(Records contained in a dataset)
_ _ _ _ _ _ _

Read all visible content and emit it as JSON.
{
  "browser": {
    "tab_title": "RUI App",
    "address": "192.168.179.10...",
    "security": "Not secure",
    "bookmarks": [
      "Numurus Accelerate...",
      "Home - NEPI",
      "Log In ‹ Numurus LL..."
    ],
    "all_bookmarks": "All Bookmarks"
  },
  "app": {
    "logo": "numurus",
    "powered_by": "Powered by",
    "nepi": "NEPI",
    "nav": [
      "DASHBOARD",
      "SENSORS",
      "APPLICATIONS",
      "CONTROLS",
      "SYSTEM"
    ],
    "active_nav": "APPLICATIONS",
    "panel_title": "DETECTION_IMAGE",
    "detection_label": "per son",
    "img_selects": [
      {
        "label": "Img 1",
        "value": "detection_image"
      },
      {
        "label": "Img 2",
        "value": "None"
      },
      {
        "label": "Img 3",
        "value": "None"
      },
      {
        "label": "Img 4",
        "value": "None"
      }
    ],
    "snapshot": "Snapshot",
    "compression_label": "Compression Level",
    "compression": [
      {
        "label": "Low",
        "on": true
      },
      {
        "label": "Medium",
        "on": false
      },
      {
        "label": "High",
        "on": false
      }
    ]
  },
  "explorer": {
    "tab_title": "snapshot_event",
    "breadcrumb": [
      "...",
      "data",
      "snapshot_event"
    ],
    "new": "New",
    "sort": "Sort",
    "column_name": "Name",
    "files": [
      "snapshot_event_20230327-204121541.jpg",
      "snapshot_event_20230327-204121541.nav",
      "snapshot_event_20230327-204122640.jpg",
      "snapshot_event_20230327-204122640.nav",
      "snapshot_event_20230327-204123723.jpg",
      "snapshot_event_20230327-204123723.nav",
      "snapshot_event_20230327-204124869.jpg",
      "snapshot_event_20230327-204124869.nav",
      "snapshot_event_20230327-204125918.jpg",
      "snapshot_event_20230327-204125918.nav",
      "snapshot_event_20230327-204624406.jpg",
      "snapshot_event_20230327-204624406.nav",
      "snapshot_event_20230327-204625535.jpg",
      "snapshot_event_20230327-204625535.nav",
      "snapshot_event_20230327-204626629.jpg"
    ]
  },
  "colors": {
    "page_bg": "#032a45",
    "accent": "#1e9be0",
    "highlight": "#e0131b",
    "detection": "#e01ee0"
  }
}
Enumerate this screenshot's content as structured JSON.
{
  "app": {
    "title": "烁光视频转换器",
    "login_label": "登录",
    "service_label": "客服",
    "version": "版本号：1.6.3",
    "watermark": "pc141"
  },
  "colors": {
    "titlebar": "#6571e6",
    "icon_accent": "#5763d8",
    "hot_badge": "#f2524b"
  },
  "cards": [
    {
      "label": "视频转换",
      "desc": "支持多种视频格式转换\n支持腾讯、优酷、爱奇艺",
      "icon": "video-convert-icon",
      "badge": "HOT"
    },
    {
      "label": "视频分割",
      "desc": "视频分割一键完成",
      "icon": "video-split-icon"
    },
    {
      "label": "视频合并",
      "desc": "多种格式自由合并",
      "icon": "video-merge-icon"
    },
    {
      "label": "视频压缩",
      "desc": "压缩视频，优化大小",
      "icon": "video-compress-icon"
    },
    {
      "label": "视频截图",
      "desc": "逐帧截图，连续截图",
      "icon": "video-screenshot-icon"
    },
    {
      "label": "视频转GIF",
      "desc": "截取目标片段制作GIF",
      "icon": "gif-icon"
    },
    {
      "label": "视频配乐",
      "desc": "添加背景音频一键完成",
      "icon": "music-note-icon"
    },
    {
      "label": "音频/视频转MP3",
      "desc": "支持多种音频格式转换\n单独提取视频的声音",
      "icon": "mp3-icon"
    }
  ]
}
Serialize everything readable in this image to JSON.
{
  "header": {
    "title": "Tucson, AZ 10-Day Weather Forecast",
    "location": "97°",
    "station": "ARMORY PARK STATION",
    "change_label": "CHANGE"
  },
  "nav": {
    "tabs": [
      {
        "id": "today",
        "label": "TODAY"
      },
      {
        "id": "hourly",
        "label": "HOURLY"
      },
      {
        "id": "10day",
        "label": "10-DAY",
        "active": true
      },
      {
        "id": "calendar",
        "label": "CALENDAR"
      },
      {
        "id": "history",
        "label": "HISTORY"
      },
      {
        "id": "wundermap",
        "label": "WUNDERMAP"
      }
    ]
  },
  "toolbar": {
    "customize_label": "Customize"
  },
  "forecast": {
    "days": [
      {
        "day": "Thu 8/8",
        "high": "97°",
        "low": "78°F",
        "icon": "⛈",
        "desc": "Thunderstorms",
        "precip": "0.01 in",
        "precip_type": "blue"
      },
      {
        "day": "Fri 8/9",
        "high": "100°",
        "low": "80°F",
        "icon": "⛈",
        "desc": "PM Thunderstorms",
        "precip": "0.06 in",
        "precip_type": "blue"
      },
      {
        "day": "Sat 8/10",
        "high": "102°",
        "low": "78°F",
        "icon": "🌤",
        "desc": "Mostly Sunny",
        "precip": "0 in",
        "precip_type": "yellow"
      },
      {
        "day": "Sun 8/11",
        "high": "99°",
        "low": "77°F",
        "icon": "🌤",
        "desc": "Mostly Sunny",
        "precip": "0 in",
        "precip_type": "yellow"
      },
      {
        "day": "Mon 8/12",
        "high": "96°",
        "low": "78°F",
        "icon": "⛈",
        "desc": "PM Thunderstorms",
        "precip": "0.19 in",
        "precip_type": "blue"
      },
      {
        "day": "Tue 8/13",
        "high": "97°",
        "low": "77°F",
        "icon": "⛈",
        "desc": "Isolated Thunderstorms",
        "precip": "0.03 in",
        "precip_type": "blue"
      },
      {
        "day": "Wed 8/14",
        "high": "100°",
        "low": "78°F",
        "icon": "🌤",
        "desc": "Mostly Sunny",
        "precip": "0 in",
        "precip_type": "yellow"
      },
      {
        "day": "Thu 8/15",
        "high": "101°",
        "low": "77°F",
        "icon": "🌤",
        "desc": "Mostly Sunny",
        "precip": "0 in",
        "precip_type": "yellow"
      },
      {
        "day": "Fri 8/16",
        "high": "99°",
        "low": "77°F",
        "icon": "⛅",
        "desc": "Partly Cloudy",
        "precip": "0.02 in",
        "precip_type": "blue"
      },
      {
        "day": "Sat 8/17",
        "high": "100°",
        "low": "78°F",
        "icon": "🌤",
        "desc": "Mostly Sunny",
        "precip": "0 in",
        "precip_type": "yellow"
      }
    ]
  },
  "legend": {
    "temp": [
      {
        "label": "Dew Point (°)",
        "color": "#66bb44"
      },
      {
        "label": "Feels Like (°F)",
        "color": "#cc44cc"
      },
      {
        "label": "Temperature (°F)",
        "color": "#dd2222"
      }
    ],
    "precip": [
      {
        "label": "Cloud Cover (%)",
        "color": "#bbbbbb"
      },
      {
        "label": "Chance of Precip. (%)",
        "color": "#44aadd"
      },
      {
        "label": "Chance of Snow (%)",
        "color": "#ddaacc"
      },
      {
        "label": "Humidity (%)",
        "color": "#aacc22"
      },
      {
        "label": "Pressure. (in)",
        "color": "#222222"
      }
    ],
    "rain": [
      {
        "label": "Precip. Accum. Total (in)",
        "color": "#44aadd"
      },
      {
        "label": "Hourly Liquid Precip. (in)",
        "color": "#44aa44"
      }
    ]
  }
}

_ _ _ _ _ _ _

• DESCRIPTION OF THE TASK
Without leaving anything out, give the entries again exactly.

• EXERCISE SOLUTION
Read all visible content and emit it as JSON.
{
  "browser": {
    "tab_title": "RUI App",
    "address": "192.168.179.10...",
    "security": "Not secure",
    "bookmarks": [
      "Numurus Accelerate...",
      "Home - NEPI",
      "Log In ‹ Numurus LL..."
    ],
    "all_bookmarks": "All Bookmarks"
  },
  "app": {
    "logo": "numurus",
    "powered_by": "Powered by",
    "nepi": "NEPI",
    "nav": [
      "DASHBOARD",
      "SENSORS",
      "APPLICATIONS",
      "CONTROLS",
      "SYSTEM"
    ],
    "active_nav": "APPLICATIONS",
    "panel_title": "DETECTION_IMAGE",
    "detection_label": "per son",
    "img_selects": [
      {
        "label": "Img 1",
        "value": "detection_image"
      },
      {
        "label": "Img 2",
        "value": "None"
      },
      {
        "label": "Img 3",
        "value": "None"
      },
      {
        "label": "Img 4",
        "value": "None"
      }
    ],
    "snapshot": "Snapshot",
    "compression_label": "Compression Level",
    "compression": [
      {
        "label": "Low",
        "on": true
      },
      {
        "label": "Medium",
        "on": false
      },
      {
        "label": "High",
        "on": false
      }
    ]
  },
  "explorer": {
    "tab_title": "snapshot_event",
    "breadcrumb": [
      "...",
      "data",
      "snapshot_event"
    ],
    "new": "New",
    "sort": "Sort",
    "column_name": "Name",
    "files": [
      "snapshot_event_20230327-204121541.jpg",
      "snapshot_event_20230327-204121541.nav",
      "snapshot_event_20230327-204122640.jpg",
      "snapshot_event_20230327-204122640.nav",
      "snapshot_event_20230327-204123723.jpg",
      "snapshot_event_20230327-204123723.nav",
      "snapshot_event_20230327-204124869.jpg",
      "snapshot_event_20230327-204124869.nav",
      "snapshot_event_20230327-204125918.jpg",
      "snapshot_event_20230327-204125918.nav",
      "snapshot_event_20230327-204624406.jpg",
      "snapshot_event_20230327-204624406.nav",
      "snapshot_event_20230327-204625535.jpg",
      "snapshot_event_20230327-204625535.nav",
      "snapshot_event_20230327-204626629.jpg"
    ]
  },
  "colors": {
    "page_bg": "#032a45",
    "accent": "#1e9be0",
    "highlight": "#e0131b",
    "detection": "#e01ee0"
  }
}
Enumerate this screenshot's content as structured JSON.
{
  "app": {
    "title": "烁光视频转换器",
    "login_label": "登录",
    "service_label": "客服",
    "version": "版本号：1.6.3",
    "watermark": "pc141"
  },
  "colors": {
    "titlebar": "#6571e6",
    "icon_accent": "#5763d8",
    "hot_badge": "#f2524b"
  },
  "cards": [
    {
      "label": "视频转换",
      "desc": "支持多种视频格式转换\n支持腾讯、优酷、爱奇艺",
      "icon": "video-convert-icon",
      "badge": "HOT"
    },
    {
      "label": "视频分割",
      "desc": "视频分割一键完成",
      "icon": "video-split-icon"
    },
    {
      "label": "视频合并",
      "desc": "多种格式自由合并",
      "icon": "video-merge-icon"
    },
    {
      "label": "视频压缩",
      "desc": "压缩视频，优化大小",
      "icon": "video-compress-icon"
    },
    {
      "label": "视频截图",
      "desc": "逐帧截图，连续截图",
      "icon": "video-screenshot-icon"
    },
    {
      "label": "视频转GIF",
      "desc": "截取目标片段制作GIF",
      "icon": "gif-icon"
    },
    {
      "label": "视频配乐",
      "desc": "添加背景音频一键完成",
      "icon": "music-note-icon"
    },
    {
      "label": "音频/视频转MP3",
      "desc": "支持多种音频格式转换\n单独提取视频的声音",
      "icon": "mp3-icon"
    }
  ]
}
Serialize everything readable in this image to JSON.
{
  "header": {
    "title": "Tucson, AZ 10-Day Weather Forecast",
    "location": "97°",
    "station": "ARMORY PARK STATION",
    "change_label": "CHANGE"
  },
  "nav": {
    "tabs": [
      {
        "id": "today",
        "label": "TODAY"
      },
      {
        "id": "hourly",
        "label": "HOURLY"
      },
      {
        "id": "10day",
        "label": "10-DAY",
        "active": true
      },
      {
        "id": "calendar",
        "label": "CALENDAR"
      },
      {
        "id": "history",
        "label": "HISTORY"
      },
      {
        "id": "wundermap",
        "label": "WUNDERMAP"
      }
    ]
  },
  "toolbar": {
    "customize_label": "Customize"
  },
  "forecast": {
    "days": [
      {
        "day": "Thu 8/8",
        "high": "97°",
        "low": "78°F",
        "icon": "⛈",
        "desc": "Thunderstorms",
        "precip": "0.01 in",
        "precip_type": "blue"
      },
      {
        "day": "Fri 8/9",
        "high": "100°",
        "low": "80°F",
        "icon": "⛈",
        "desc": "PM Thunderstorms",
        "precip": "0.06 in",
        "precip_type": "blue"
      },
      {
        "day": "Sat 8/10",
        "high": "102°",
        "low": "78°F",
        "icon": "🌤",
        "desc": "Mostly Sunny",
        "precip": "0 in",
        "precip_type": "yellow"
      },
      {
        "day": "Sun 8/11",
        "high": "99°",
        "low": "77°F",
        "icon": "🌤",
        "desc": "Mostly Sunny",
        "precip": "0 in",
        "precip_type": "yellow"
      },
      {
        "day": "Mon 8/12",
        "high": "96°",
        "low": "78°F",
        "icon": "⛈",
        "desc": "PM Thunderstorms",
        "precip": "0.19 in",
        "precip_type": "blue"
      },
      {
        "day": "Tue 8/13",
        "high": "97°",
        "low": "77°F",
        "icon": "⛈",
        "desc": "Isolated Thunderstorms",
        "precip": "0.03 in",
        "precip_type": "blue"
      },
      {
        "day": "Wed 8/14",
        "high": "100°",
        "low": "78°F",
        "icon": "🌤",
        "desc": "Mostly Sunny",
        "precip": "0 in",
        "precip_type": "yellow"
      },
      {
        "day": "Thu 8/15",
        "high": "101°",
        "low": "77°F",
        "icon": "🌤",
        "desc": "Mostly Sunny",
        "precip": "0 in",
        "precip_type": "yellow"
      },
      {
        "day": "Fri 8/16",
        "high": "99°",
        "low": "77°F",
        "icon": "⛅",
        "desc": "Partly Cloudy",
        "precip": "0.02 in",
        "precip_type": "blue"
      },
      {
        "day": "Sat 8/17",
        "high": "100°",
        "low": "78°F",
        "icon": "🌤",
        "desc": "Mostly Sunny",
        "precip": "0 in",
        "precip_type": "yellow"
      }
    ]
  },
  "legend": {
    "temp": [
      {
        "label": "Dew Point (°)",
        "color": "#66bb44"
      },
      {
        "label": "Feels Like (°F)",
        "color": "#cc44cc"
      },
      {
        "label": "Temperature (°F)",
        "color": "#dd2222"
      }
    ],
    "precip": [
      {
        "label": "Cloud Cover (%)",
        "color": "#bbbbbb"
      },
      {
        "label": "Chance of Precip. (%)",
        "color": "#44aadd"
      },
      {
        "label": "Chance of Snow (%)",
        "color": "#ddaacc"
      },
      {
        "label": "Humidity (%)",
        "color": "#aacc22"
      },
      {
        "label": "Pressure. (in)",
        "color": "#222222"
      }
    ],
    "rain": [
      {
        "label": "Precip. Accum. Total (in)",
        "color": "#44aadd"
      },
      {
        "label": "Hourly Liquid Precip. (in)",
        "color": "#44aa44"
      }
    ]
  }
}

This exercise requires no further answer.